PROBLEM TO WORK ON> Copy out the data below as written; omit any images.

(Collected data entries)

========

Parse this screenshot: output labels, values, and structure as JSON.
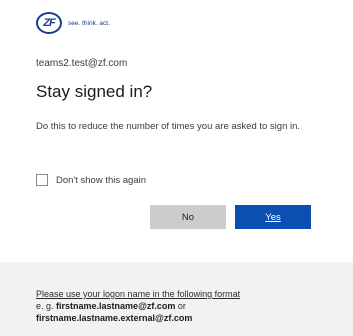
{
  "logo": {
    "mark": "ZF",
    "tagline": "see. think. act."
  },
  "account": {
    "email": "teams2.test@zf.com"
  },
  "prompt": {
    "title": "Stay signed in?",
    "description": "Do this to reduce the number of times you are asked to sign in."
  },
  "checkbox": {
    "label": "Don't show this again",
    "checked": false
  },
  "buttons": {
    "no": "No",
    "yes": "Yes"
  },
  "footer": {
    "line1": "Please use your logon name in the following format",
    "eg_prefix": "e. g.",
    "example1": "firstname.lastname@zf.com",
    "or": "or",
    "example2": "firstname.lastname.external@zf.com"
  },
  "colors": {
    "brand": "#1a3a8f",
    "primary_button": "#0b4fb3",
    "secondary_button": "#cccccc",
    "footer_bg": "#f2f2f2"
  }
}
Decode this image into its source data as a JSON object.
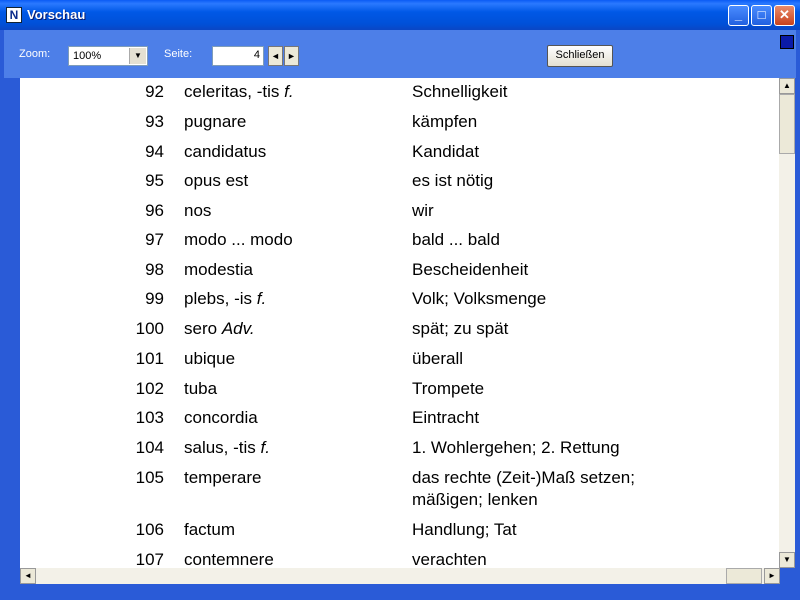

========

SOLVED PROBLEM>
Parse this screenshot: output labels, values, and structure as JSON.
{
  "logo": {
    "mark": "ZF",
    "tagline": "see. think. act."
  },
  "account": {
    "email": "teams2.test@zf.com"
  },
  "prompt": {
    "title": "Stay signed in?",
    "description": "Do this to reduce the number of times you are asked to sign in."
  },
  "checkbox": {
    "label": "Don't show this again",
    "checked": false
  },
  "buttons": {
    "no": "No",
    "yes": "Yes"
  },
  "footer": {
    "line1": "Please use your logon name in the following format",
    "eg_prefix": "e. g.",
    "example1": "firstname.lastname@zf.com",
    "or": "or",
    "example2": "firstname.lastname.external@zf.com"
  },
  "colors": {
    "brand": "#1a3a8f",
    "primary_button": "#0b4fb3",
    "secondary_button": "#cccccc",
    "footer_bg": "#f2f2f2"
  }
}
Decode this image into its source data as a JSON object.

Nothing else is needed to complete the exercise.